• Dataset entries:
------------------------------------------------

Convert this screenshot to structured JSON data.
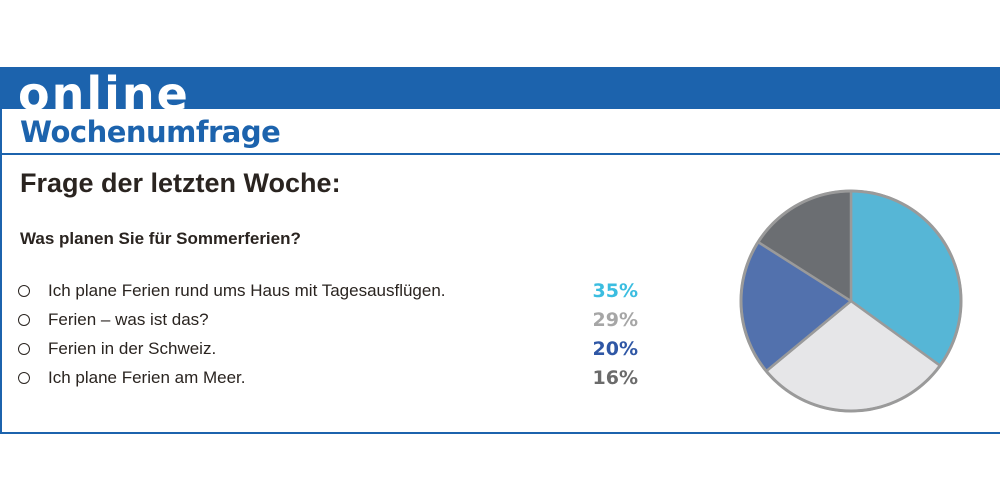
{
  "header": {
    "banner_text": "online",
    "section_title": "Wochenumfrage",
    "heading": "Frage der letzten Woche:",
    "question": "Was planen Sie für Sommerferien?"
  },
  "colors": {
    "brand_blue": "#1c63ad",
    "slice_light_blue": "#56b6d6",
    "slice_light_gray": "#e6e6e8",
    "slice_blue": "#5271ad",
    "slice_dark_gray": "#6b6e72",
    "pct_light_blue": "#3bbde0",
    "pct_gray": "#a6a6a6",
    "pct_blue": "#2f57a5",
    "pct_dark_gray": "#6b6b6b"
  },
  "options": [
    {
      "label": "Ich plane Ferien rund ums Haus mit Tagesausflügen.",
      "percent": "35%"
    },
    {
      "label": "Ferien – was ist das?",
      "percent": "29%"
    },
    {
      "label": "Ferien in der Schweiz.",
      "percent": "20%"
    },
    {
      "label": "Ich plane Ferien am Meer.",
      "percent": "16%"
    }
  ],
  "chart_data": {
    "type": "pie",
    "categories": [
      "Ich plane Ferien rund ums Haus mit Tagesausflügen.",
      "Ferien – was ist das?",
      "Ferien in der Schweiz.",
      "Ich plane Ferien am Meer."
    ],
    "values": [
      35,
      29,
      20,
      16
    ],
    "colors": [
      "#56b6d6",
      "#e6e6e8",
      "#5271ad",
      "#6b6e72"
    ],
    "start": "12 o'clock",
    "direction": "clockwise"
  }
}
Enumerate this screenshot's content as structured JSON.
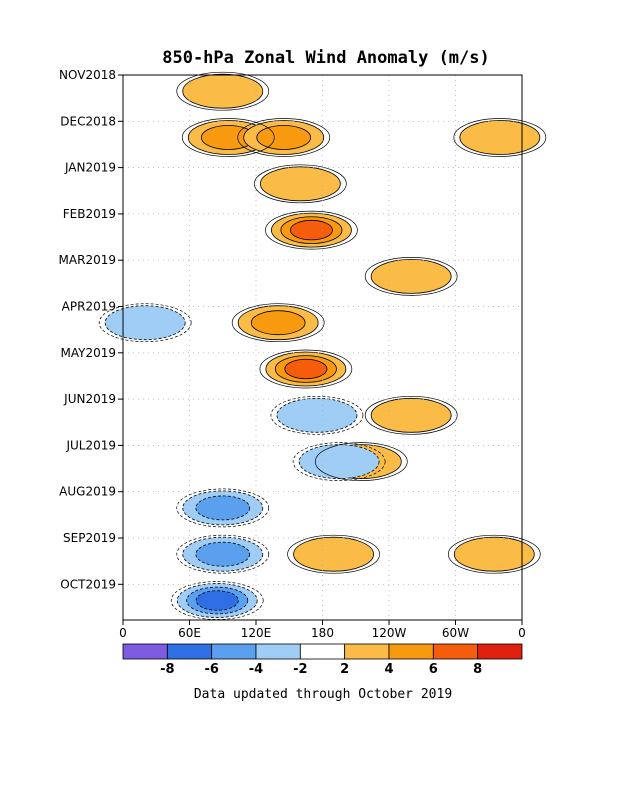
{
  "chart_data": {
    "type": "heatmap",
    "title": "850-hPa Zonal Wind Anomaly (m/s)",
    "footnote": "Data updated through October 2019",
    "units": "m/s",
    "y_tick_labels": [
      "NOV2018",
      "DEC2018",
      "JAN2019",
      "FEB2019",
      "MAR2019",
      "APR2019",
      "MAY2019",
      "JUN2019",
      "JUL2019",
      "AUG2019",
      "SEP2019",
      "OCT2019"
    ],
    "x_tick_labels": [
      "0",
      "60E",
      "120E",
      "180",
      "120W",
      "60W",
      "0"
    ],
    "x_tick_longitudes_east": [
      0,
      60,
      120,
      180,
      240,
      300,
      360
    ],
    "colorbar": {
      "bin_edges": [
        -10,
        -8,
        -6,
        -4,
        -2,
        2,
        4,
        6,
        8,
        10
      ],
      "labels": [
        "-8",
        "-6",
        "-4",
        "-2",
        "2",
        "4",
        "6",
        "8"
      ],
      "colors": [
        "#7d5ce0",
        "#2f6fe6",
        "#5aa0ef",
        "#9fcdf5",
        "#ffffff",
        "#fbbb47",
        "#f89a0f",
        "#f55c0c",
        "#e0200e"
      ]
    },
    "grid": true,
    "anomaly_features": [
      {
        "month": "NOV2018",
        "lon_east": 90,
        "value": 3
      },
      {
        "month": "DEC2018",
        "lon_east": 95,
        "value": 5
      },
      {
        "month": "DEC2018",
        "lon_east": 145,
        "value": 4
      },
      {
        "month": "JAN2019",
        "lon_east": 160,
        "value": 3
      },
      {
        "month": "FEB2019",
        "lon_east": 170,
        "value": 7
      },
      {
        "month": "MAR2019",
        "lon_east": 260,
        "value": 3
      },
      {
        "month": "APR2019",
        "lon_east": 140,
        "value": 5
      },
      {
        "month": "MAY2019",
        "lon_east": 165,
        "value": 6
      },
      {
        "month": "JUN2019",
        "lon_east": 260,
        "value": 3
      },
      {
        "month": "JUL2019",
        "lon_east": 215,
        "value": 3
      },
      {
        "month": "JUL2019",
        "lon_east": 195,
        "value": -3
      },
      {
        "month": "AUG2019",
        "lon_east": 90,
        "value": -4
      },
      {
        "month": "SEP2019",
        "lon_east": 90,
        "value": -5
      },
      {
        "month": "OCT2019",
        "lon_east": 85,
        "value": -7
      },
      {
        "month": "SEP2019",
        "lon_east": 190,
        "value": 3
      },
      {
        "month": "SEP2019",
        "lon_east": 335,
        "value": 3
      },
      {
        "month": "DEC2018",
        "lon_east": 340,
        "value": 3
      },
      {
        "month": "APR2019",
        "lon_east": 20,
        "value": -3
      },
      {
        "month": "JUN2019",
        "lon_east": 175,
        "value": -3
      }
    ]
  }
}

------------------------------------------------

• Work instructions: All records must be output exactly as they are, except for the pictures, which are left out.

• Correct response:
Convert this screenshot to structured JSON data.
{
  "header": {
    "banner_text": "online",
    "section_title": "Wochenumfrage",
    "heading": "Frage der letzten Woche:",
    "question": "Was planen Sie für Sommerferien?"
  },
  "colors": {
    "brand_blue": "#1c63ad",
    "slice_light_blue": "#56b6d6",
    "slice_light_gray": "#e6e6e8",
    "slice_blue": "#5271ad",
    "slice_dark_gray": "#6b6e72",
    "pct_light_blue": "#3bbde0",
    "pct_gray": "#a6a6a6",
    "pct_blue": "#2f57a5",
    "pct_dark_gray": "#6b6b6b"
  },
  "options": [
    {
      "label": "Ich plane Ferien rund ums Haus mit Tagesausflügen.",
      "percent": "35%"
    },
    {
      "label": "Ferien – was ist das?",
      "percent": "29%"
    },
    {
      "label": "Ferien in der Schweiz.",
      "percent": "20%"
    },
    {
      "label": "Ich plane Ferien am Meer.",
      "percent": "16%"
    }
  ],
  "chart_data": {
    "type": "pie",
    "categories": [
      "Ich plane Ferien rund ums Haus mit Tagesausflügen.",
      "Ferien – was ist das?",
      "Ferien in der Schweiz.",
      "Ich plane Ferien am Meer."
    ],
    "values": [
      35,
      29,
      20,
      16
    ],
    "colors": [
      "#56b6d6",
      "#e6e6e8",
      "#5271ad",
      "#6b6e72"
    ],
    "start": "12 o'clock",
    "direction": "clockwise"
  }
}
Enumerate this screenshot's content as structured JSON.
{
  "chart_data": {
    "type": "heatmap",
    "title": "850-hPa Zonal Wind Anomaly (m/s)",
    "footnote": "Data updated through October 2019",
    "units": "m/s",
    "y_tick_labels": [
      "NOV2018",
      "DEC2018",
      "JAN2019",
      "FEB2019",
      "MAR2019",
      "APR2019",
      "MAY2019",
      "JUN2019",
      "JUL2019",
      "AUG2019",
      "SEP2019",
      "OCT2019"
    ],
    "x_tick_labels": [
      "0",
      "60E",
      "120E",
      "180",
      "120W",
      "60W",
      "0"
    ],
    "x_tick_longitudes_east": [
      0,
      60,
      120,
      180,
      240,
      300,
      360
    ],
    "colorbar": {
      "bin_edges": [
        -10,
        -8,
        -6,
        -4,
        -2,
        2,
        4,
        6,
        8,
        10
      ],
      "labels": [
        "-8",
        "-6",
        "-4",
        "-2",
        "2",
        "4",
        "6",
        "8"
      ],
      "colors": [
        "#7d5ce0",
        "#2f6fe6",
        "#5aa0ef",
        "#9fcdf5",
        "#ffffff",
        "#fbbb47",
        "#f89a0f",
        "#f55c0c",
        "#e0200e"
      ]
    },
    "grid": true,
    "anomaly_features": [
      {
        "month": "NOV2018",
        "lon_east": 90,
        "value": 3
      },
      {
        "month": "DEC2018",
        "lon_east": 95,
        "value": 5
      },
      {
        "month": "DEC2018",
        "lon_east": 145,
        "value": 4
      },
      {
        "month": "JAN2019",
        "lon_east": 160,
        "value": 3
      },
      {
        "month": "FEB2019",
        "lon_east": 170,
        "value": 7
      },
      {
        "month": "MAR2019",
        "lon_east": 260,
        "value": 3
      },
      {
        "month": "APR2019",
        "lon_east": 140,
        "value": 5
      },
      {
        "month": "MAY2019",
        "lon_east": 165,
        "value": 6
      },
      {
        "month": "JUN2019",
        "lon_east": 260,
        "value": 3
      },
      {
        "month": "JUL2019",
        "lon_east": 215,
        "value": 3
      },
      {
        "month": "JUL2019",
        "lon_east": 195,
        "value": -3
      },
      {
        "month": "AUG2019",
        "lon_east": 90,
        "value": -4
      },
      {
        "month": "SEP2019",
        "lon_east": 90,
        "value": -5
      },
      {
        "month": "OCT2019",
        "lon_east": 85,
        "value": -7
      },
      {
        "month": "SEP2019",
        "lon_east": 190,
        "value": 3
      },
      {
        "month": "SEP2019",
        "lon_east": 335,
        "value": 3
      },
      {
        "month": "DEC2018",
        "lon_east": 340,
        "value": 3
      },
      {
        "month": "APR2019",
        "lon_east": 20,
        "value": -3
      },
      {
        "month": "JUN2019",
        "lon_east": 175,
        "value": -3
      }
    ]
  }
}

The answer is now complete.